### DOCUMENT
* start *

I’ve spent years tracking what I consider to be shining examples of cult brands – which is not easy, as there aren’t that many. But if you start digging deeper there are certain key traits these brands all share.

 

Every brand that inspires a cult like following, every one of them that has a line out the door every day, they’re doing most of these. Many of you want to build more of a community and wish people engaged more with your story. But you don’t often don’t have the time or knowledge to make it happen.

 

So I’m going to make this simple for you. In this two-part series, we’re going to dive in to the CULT BRAND TEN COMMANDMENTS (here →) 

Cult [n] – someone or something that a particular  group of people are very enthusiastic about but that most people do not like or know about. A group or sect bound together by veneration of the same thing, person, ideal, etc.

In its purest form, a cult brand is one that inspires a fanatical devotion among its followers. They take a lot of work to set up and then a lot of work to maintain because if your followers think you’re being fake or selling out, you’ve lost them forever.

 

But the rewards can be huge, building a customer base who will support you through the good times and bad and buy anything you put out whilst screaming about you to the world.

Let’s break down those commandments!

COUNTERTALK NOTE: This article is  abbreviated from Dan’s longer blog post, which features real-life examples from his own work with Chick’n’Sours, Flat Iron, Dishoom and more. You can find that here.

 

In the meantime, get started with this invaluable toolkit. Your cult status awaits.

1. You’ve got a great origins story 

 

Behind every cult brand there is a great story born out of obsession. ALWAYS. The best branding people in the world can’t invent that.

 

It’s more than just a story though – it’s not just something to fill up social media posts and website ‘about’ pages. A story born out of obsession starts with your ‘why’ – everyone has one, sometimes you just need to spend some time digging to find it.

 

Why you started should be the base that all your principles and values come from (you have documented those, right??)

* end *

### MATERIAL SHOWN
* start *

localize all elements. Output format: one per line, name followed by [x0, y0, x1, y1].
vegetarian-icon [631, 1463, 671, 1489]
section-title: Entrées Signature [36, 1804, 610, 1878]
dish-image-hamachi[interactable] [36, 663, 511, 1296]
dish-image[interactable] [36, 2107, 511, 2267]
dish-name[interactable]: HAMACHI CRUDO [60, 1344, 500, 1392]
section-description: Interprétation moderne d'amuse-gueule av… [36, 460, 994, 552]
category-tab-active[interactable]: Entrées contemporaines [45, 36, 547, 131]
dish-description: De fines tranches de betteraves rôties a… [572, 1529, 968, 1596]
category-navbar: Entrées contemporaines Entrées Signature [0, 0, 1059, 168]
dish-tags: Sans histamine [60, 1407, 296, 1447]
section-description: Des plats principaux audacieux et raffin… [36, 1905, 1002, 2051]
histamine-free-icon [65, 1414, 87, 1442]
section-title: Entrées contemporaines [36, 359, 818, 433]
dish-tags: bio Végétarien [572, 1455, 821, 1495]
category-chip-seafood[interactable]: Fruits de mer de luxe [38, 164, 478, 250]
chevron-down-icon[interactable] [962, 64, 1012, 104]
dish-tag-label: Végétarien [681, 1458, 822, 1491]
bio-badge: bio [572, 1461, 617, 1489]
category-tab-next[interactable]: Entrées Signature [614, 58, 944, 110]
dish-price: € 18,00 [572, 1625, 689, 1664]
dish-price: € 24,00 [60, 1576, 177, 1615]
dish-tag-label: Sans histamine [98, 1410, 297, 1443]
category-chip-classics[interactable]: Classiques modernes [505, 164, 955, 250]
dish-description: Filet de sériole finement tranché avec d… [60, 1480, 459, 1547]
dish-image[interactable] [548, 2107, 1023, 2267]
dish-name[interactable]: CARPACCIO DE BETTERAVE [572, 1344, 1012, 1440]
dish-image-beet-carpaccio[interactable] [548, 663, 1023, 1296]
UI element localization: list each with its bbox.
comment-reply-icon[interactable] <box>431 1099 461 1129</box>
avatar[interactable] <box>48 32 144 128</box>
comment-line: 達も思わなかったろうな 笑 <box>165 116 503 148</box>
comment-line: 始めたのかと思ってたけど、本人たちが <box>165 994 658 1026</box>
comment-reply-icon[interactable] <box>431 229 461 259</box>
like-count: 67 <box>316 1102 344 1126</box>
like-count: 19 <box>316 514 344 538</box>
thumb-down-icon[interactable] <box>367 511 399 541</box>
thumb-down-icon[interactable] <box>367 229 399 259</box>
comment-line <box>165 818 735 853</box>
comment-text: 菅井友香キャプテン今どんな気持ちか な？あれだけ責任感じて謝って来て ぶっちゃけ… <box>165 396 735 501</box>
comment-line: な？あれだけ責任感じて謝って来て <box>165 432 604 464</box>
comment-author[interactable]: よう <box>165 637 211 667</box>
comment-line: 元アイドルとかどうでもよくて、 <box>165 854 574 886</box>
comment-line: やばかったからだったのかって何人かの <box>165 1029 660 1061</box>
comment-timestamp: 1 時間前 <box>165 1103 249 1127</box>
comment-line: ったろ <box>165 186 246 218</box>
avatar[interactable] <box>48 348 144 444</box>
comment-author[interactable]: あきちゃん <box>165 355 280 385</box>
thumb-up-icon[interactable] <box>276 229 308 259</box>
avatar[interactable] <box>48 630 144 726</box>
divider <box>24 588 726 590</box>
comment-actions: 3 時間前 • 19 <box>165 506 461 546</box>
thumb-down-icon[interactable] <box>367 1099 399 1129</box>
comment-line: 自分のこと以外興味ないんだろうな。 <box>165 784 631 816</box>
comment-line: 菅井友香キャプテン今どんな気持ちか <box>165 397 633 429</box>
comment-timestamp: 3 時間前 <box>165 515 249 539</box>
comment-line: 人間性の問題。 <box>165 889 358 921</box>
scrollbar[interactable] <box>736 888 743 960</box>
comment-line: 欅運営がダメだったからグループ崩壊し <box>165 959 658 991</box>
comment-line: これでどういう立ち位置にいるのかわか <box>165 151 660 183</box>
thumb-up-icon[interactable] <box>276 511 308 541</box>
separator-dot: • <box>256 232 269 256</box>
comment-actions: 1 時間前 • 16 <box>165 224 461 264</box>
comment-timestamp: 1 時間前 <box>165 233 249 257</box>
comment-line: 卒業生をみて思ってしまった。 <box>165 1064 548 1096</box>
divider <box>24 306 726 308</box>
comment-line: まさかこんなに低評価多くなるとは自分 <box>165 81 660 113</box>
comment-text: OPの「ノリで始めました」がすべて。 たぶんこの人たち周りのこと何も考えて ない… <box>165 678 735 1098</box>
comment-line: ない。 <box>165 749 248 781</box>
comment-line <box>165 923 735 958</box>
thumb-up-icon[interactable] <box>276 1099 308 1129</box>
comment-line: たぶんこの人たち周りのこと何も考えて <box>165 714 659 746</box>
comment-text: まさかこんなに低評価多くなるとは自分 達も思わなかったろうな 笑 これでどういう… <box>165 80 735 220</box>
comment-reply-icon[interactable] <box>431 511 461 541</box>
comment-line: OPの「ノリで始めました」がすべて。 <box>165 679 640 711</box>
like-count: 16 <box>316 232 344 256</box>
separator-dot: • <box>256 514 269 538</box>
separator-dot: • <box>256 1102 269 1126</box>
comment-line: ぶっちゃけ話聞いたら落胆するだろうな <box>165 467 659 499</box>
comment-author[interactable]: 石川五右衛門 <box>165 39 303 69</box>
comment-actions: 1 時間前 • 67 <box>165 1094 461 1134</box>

* end *

### REQUEST 1
Answer these about the piece on cult brands, one line each:
(a) How many parts does the series have?
(b) What does the piece say happens if followers think you're being fake or selling out?
(c) What is the first commandment?
### REQUEST 2
Locate every line of the records that contains the string "あれだけ責任感じて謝って来て", and copy each one. Case counts.

### FINAL ANSWER 1
(a) Two.
(b) You've lost them forever.
(c) You've got a great origins story.

### FINAL ANSWER 2
comment-text: 菅井友香キャプテン今どんな気持ちか な？あれだけ責任感じて謝って来て ぶっちゃけ… <box>165 396 735 501</box>
comment-line: な？あれだけ責任感じて謝って来て <box>165 432 604 464</box>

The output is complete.